----- Items -----

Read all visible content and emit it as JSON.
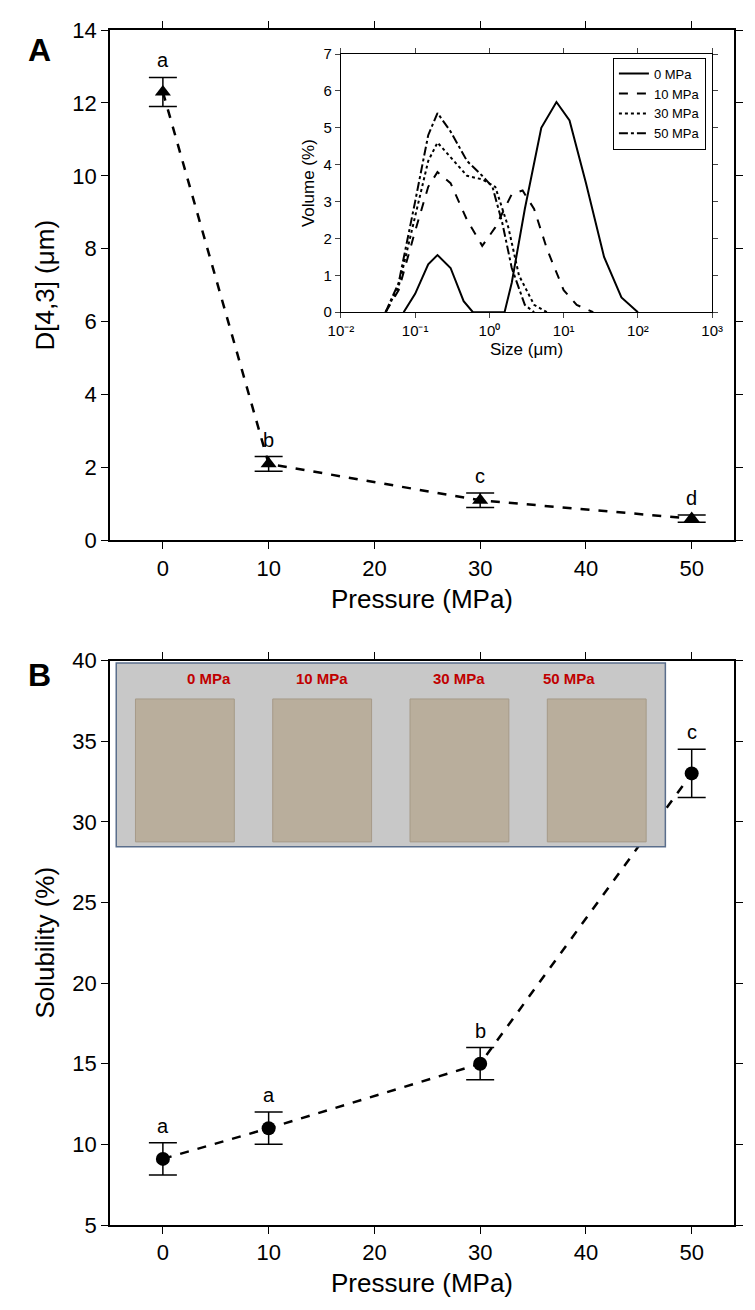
{
  "chart_data": [
    {
      "type": "scatter",
      "panel": "A",
      "x": [
        0,
        10,
        30,
        50
      ],
      "values": [
        12.3,
        2.1,
        1.1,
        0.6
      ],
      "errors": [
        0.4,
        0.2,
        0.2,
        0.1
      ],
      "significance_letters": [
        "a",
        "b",
        "c",
        "d"
      ],
      "xlabel": "Pressure (MPa)",
      "ylabel": "D[4,3] (μm)",
      "xlim": [
        -5,
        54
      ],
      "ylim": [
        0,
        14
      ],
      "xticks": [
        0,
        10,
        20,
        30,
        40,
        50
      ],
      "yticks": [
        0,
        2,
        4,
        6,
        8,
        10,
        12,
        14
      ],
      "marker": "triangle-up",
      "line_style": "dash",
      "color": "#000000",
      "grid": false
    },
    {
      "type": "line",
      "xlabel": "Size (μm)",
      "ylabel": "Volume (%)",
      "log": "x",
      "xlim": [
        0.01,
        1000
      ],
      "ylim": [
        0,
        7
      ],
      "xticks": [
        {
          "value": 0.01,
          "label": "10⁻²"
        },
        {
          "value": 0.1,
          "label": "10⁻¹"
        },
        {
          "value": 1,
          "label": "10⁰"
        },
        {
          "value": 10,
          "label": "10¹"
        },
        {
          "value": 100,
          "label": "10²"
        },
        {
          "value": 1000,
          "label": "10³"
        }
      ],
      "yticks": [
        0,
        1,
        2,
        3,
        4,
        5,
        6,
        7
      ],
      "legend": "upper right",
      "grid": false,
      "series": [
        {
          "name": "0 MPa",
          "color": "#000000",
          "line_style": "solid",
          "x": [
            0.07,
            0.1,
            0.15,
            0.2,
            0.3,
            0.45,
            0.6,
            1,
            1.6,
            2,
            3,
            5,
            8,
            12,
            20,
            35,
            60,
            100
          ],
          "values": [
            0,
            0.5,
            1.3,
            1.55,
            1.2,
            0.3,
            0,
            0,
            0,
            0.8,
            2.8,
            5,
            5.7,
            5.2,
            3.5,
            1.5,
            0.4,
            0
          ]
        },
        {
          "name": "10 MPa",
          "color": "#000000",
          "line_style": "dash",
          "x": [
            0.04,
            0.06,
            0.1,
            0.15,
            0.2,
            0.3,
            0.5,
            0.8,
            1.2,
            2,
            2.8,
            4,
            6,
            10,
            15,
            25
          ],
          "values": [
            0,
            0.6,
            2.2,
            3.4,
            3.8,
            3.5,
            2.5,
            1.8,
            2.3,
            3.2,
            3.3,
            2.8,
            1.7,
            0.6,
            0.2,
            0
          ]
        },
        {
          "name": "30 MPa",
          "color": "#000000",
          "line_style": "dot",
          "x": [
            0.04,
            0.06,
            0.1,
            0.15,
            0.2,
            0.3,
            0.5,
            0.8,
            1.2,
            1.8,
            2.5,
            4,
            6
          ],
          "values": [
            0,
            0.7,
            2.6,
            4.1,
            4.6,
            4.2,
            3.7,
            3.6,
            3.4,
            2.3,
            1.0,
            0.2,
            0
          ]
        },
        {
          "name": "50 MPa",
          "color": "#000000",
          "line_style": "dashdot",
          "x": [
            0.04,
            0.06,
            0.1,
            0.15,
            0.2,
            0.3,
            0.5,
            0.8,
            1.1,
            1.5,
            2,
            3,
            4
          ],
          "values": [
            0,
            0.8,
            3,
            4.8,
            5.4,
            4.9,
            4.1,
            3.7,
            3.4,
            2.4,
            1.2,
            0.2,
            0
          ]
        }
      ]
    },
    {
      "type": "scatter",
      "panel": "B",
      "x": [
        0,
        10,
        30,
        50
      ],
      "values": [
        9.1,
        11,
        15,
        33
      ],
      "errors": [
        1.0,
        1.0,
        1.0,
        1.5
      ],
      "significance_letters": [
        "a",
        "a",
        "b",
        "c"
      ],
      "annotations": [
        "0 MPa",
        "10 MPa",
        "30 MPa",
        "50 MPa"
      ],
      "xlabel": "Pressure (MPa)",
      "ylabel": "Solubility (%)",
      "xlim": [
        -5,
        54
      ],
      "ylim": [
        5,
        40
      ],
      "xticks": [
        0,
        10,
        20,
        30,
        40,
        50
      ],
      "yticks": [
        5,
        10,
        15,
        20,
        25,
        30,
        35,
        40
      ],
      "marker": "circle",
      "line_style": "dash",
      "color": "#000000",
      "grid": false
    }
  ]
}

-----

**Problem description**
Return the records exactly. Don't carry the pictures over.

**Exercise solution**
Read all visible content and emit it as JSON.
{
  "chart_data": [
    {
      "type": "scatter",
      "panel": "A",
      "x": [
        0,
        10,
        30,
        50
      ],
      "values": [
        12.3,
        2.1,
        1.1,
        0.6
      ],
      "errors": [
        0.4,
        0.2,
        0.2,
        0.1
      ],
      "significance_letters": [
        "a",
        "b",
        "c",
        "d"
      ],
      "xlabel": "Pressure (MPa)",
      "ylabel": "D[4,3] (μm)",
      "xlim": [
        -5,
        54
      ],
      "ylim": [
        0,
        14
      ],
      "xticks": [
        0,
        10,
        20,
        30,
        40,
        50
      ],
      "yticks": [
        0,
        2,
        4,
        6,
        8,
        10,
        12,
        14
      ],
      "marker": "triangle-up",
      "line_style": "dash",
      "color": "#000000",
      "grid": false
    },
    {
      "type": "line",
      "xlabel": "Size (μm)",
      "ylabel": "Volume (%)",
      "log": "x",
      "xlim": [
        0.01,
        1000
      ],
      "ylim": [
        0,
        7
      ],
      "xticks": [
        {
          "value": 0.01,
          "label": "10⁻²"
        },
        {
          "value": 0.1,
          "label": "10⁻¹"
        },
        {
          "value": 1,
          "label": "10⁰"
        },
        {
          "value": 10,
          "label": "10¹"
        },
        {
          "value": 100,
          "label": "10²"
        },
        {
          "value": 1000,
          "label": "10³"
        }
      ],
      "yticks": [
        0,
        1,
        2,
        3,
        4,
        5,
        6,
        7
      ],
      "legend": "upper right",
      "grid": false,
      "series": [
        {
          "name": "0 MPa",
          "color": "#000000",
          "line_style": "solid",
          "x": [
            0.07,
            0.1,
            0.15,
            0.2,
            0.3,
            0.45,
            0.6,
            1,
            1.6,
            2,
            3,
            5,
            8,
            12,
            20,
            35,
            60,
            100
          ],
          "values": [
            0,
            0.5,
            1.3,
            1.55,
            1.2,
            0.3,
            0,
            0,
            0,
            0.8,
            2.8,
            5,
            5.7,
            5.2,
            3.5,
            1.5,
            0.4,
            0
          ]
        },
        {
          "name": "10 MPa",
          "color": "#000000",
          "line_style": "dash",
          "x": [
            0.04,
            0.06,
            0.1,
            0.15,
            0.2,
            0.3,
            0.5,
            0.8,
            1.2,
            2,
            2.8,
            4,
            6,
            10,
            15,
            25
          ],
          "values": [
            0,
            0.6,
            2.2,
            3.4,
            3.8,
            3.5,
            2.5,
            1.8,
            2.3,
            3.2,
            3.3,
            2.8,
            1.7,
            0.6,
            0.2,
            0
          ]
        },
        {
          "name": "30 MPa",
          "color": "#000000",
          "line_style": "dot",
          "x": [
            0.04,
            0.06,
            0.1,
            0.15,
            0.2,
            0.3,
            0.5,
            0.8,
            1.2,
            1.8,
            2.5,
            4,
            6
          ],
          "values": [
            0,
            0.7,
            2.6,
            4.1,
            4.6,
            4.2,
            3.7,
            3.6,
            3.4,
            2.3,
            1.0,
            0.2,
            0
          ]
        },
        {
          "name": "50 MPa",
          "color": "#000000",
          "line_style": "dashdot",
          "x": [
            0.04,
            0.06,
            0.1,
            0.15,
            0.2,
            0.3,
            0.5,
            0.8,
            1.1,
            1.5,
            2,
            3,
            4
          ],
          "values": [
            0,
            0.8,
            3,
            4.8,
            5.4,
            4.9,
            4.1,
            3.7,
            3.4,
            2.4,
            1.2,
            0.2,
            0
          ]
        }
      ]
    },
    {
      "type": "scatter",
      "panel": "B",
      "x": [
        0,
        10,
        30,
        50
      ],
      "values": [
        9.1,
        11,
        15,
        33
      ],
      "errors": [
        1.0,
        1.0,
        1.0,
        1.5
      ],
      "significance_letters": [
        "a",
        "a",
        "b",
        "c"
      ],
      "annotations": [
        "0 MPa",
        "10 MPa",
        "30 MPa",
        "50 MPa"
      ],
      "xlabel": "Pressure (MPa)",
      "ylabel": "Solubility (%)",
      "xlim": [
        -5,
        54
      ],
      "ylim": [
        5,
        40
      ],
      "xticks": [
        0,
        10,
        20,
        30,
        40,
        50
      ],
      "yticks": [
        5,
        10,
        15,
        20,
        25,
        30,
        35,
        40
      ],
      "marker": "circle",
      "line_style": "dash",
      "color": "#000000",
      "grid": false
    }
  ]
}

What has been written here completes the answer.